▶ Records to process
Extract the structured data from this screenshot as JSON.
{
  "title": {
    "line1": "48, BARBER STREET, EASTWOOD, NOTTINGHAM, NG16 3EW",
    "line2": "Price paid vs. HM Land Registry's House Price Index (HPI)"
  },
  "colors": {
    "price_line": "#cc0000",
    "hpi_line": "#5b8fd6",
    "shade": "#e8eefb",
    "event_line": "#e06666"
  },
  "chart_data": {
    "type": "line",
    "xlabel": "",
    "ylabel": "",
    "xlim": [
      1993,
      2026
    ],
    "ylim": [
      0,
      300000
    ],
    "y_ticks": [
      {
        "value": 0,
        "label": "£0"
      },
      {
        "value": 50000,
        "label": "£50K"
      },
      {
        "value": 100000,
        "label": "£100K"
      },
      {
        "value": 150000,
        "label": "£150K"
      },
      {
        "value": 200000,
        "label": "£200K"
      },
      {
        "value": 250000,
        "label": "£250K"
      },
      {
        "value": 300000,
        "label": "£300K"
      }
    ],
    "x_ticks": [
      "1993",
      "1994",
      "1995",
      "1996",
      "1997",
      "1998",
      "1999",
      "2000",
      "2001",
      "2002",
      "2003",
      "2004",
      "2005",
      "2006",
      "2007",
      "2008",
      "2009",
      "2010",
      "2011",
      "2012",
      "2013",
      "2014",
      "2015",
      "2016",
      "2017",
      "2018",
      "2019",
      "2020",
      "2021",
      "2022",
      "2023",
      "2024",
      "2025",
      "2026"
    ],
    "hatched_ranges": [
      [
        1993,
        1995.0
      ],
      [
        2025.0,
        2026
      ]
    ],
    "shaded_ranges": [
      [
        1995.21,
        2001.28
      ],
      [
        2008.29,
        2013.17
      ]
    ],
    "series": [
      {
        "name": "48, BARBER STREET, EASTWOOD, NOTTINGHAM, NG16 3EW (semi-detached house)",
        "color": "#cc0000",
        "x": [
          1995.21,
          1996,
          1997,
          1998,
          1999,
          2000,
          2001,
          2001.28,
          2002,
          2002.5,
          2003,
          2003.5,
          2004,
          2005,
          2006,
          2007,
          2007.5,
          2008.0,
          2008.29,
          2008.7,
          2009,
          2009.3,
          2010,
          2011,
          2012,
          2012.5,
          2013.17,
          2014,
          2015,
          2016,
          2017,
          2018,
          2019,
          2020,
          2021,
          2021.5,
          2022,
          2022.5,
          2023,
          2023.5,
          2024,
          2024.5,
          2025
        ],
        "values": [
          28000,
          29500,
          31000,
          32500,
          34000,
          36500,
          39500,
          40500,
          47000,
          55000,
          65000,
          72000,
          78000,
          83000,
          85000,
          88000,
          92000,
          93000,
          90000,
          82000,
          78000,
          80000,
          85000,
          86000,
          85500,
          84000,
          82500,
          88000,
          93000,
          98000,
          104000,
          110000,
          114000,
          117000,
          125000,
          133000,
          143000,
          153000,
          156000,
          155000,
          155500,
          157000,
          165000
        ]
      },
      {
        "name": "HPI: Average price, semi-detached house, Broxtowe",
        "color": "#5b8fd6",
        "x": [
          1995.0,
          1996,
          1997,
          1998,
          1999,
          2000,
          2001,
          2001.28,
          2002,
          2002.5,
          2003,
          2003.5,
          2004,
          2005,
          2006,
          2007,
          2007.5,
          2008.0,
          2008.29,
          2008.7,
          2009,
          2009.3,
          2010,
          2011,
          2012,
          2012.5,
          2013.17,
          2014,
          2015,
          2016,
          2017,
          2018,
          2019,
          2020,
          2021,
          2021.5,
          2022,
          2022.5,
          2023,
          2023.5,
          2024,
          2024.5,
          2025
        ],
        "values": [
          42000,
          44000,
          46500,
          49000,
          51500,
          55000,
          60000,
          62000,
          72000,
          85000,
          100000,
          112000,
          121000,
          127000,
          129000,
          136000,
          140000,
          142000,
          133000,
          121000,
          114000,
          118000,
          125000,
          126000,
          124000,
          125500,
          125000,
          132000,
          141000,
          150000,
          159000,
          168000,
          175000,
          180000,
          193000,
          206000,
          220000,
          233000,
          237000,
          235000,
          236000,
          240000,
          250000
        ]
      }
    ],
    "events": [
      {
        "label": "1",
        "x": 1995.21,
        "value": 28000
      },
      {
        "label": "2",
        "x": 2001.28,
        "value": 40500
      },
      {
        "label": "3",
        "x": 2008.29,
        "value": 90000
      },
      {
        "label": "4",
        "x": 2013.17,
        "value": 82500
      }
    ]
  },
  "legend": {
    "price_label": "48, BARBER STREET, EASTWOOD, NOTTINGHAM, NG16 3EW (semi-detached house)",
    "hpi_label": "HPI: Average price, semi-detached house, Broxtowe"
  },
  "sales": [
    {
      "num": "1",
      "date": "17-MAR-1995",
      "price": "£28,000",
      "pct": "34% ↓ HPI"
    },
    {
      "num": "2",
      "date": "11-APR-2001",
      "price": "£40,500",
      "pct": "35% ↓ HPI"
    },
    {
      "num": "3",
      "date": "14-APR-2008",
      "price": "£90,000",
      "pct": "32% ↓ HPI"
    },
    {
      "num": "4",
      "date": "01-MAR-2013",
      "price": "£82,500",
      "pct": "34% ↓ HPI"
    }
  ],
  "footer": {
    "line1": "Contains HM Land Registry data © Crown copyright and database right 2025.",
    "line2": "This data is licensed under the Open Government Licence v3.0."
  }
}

▶ Task objective
In the records, locate each line holding the string "Land" and copy it.

▶ Completed exercise
    "line2": "Price paid vs. HM Land Registry's House Price Index (HPI)"
    "line1": "Contains HM Land Registry data © Crown copyright and database right 2025.",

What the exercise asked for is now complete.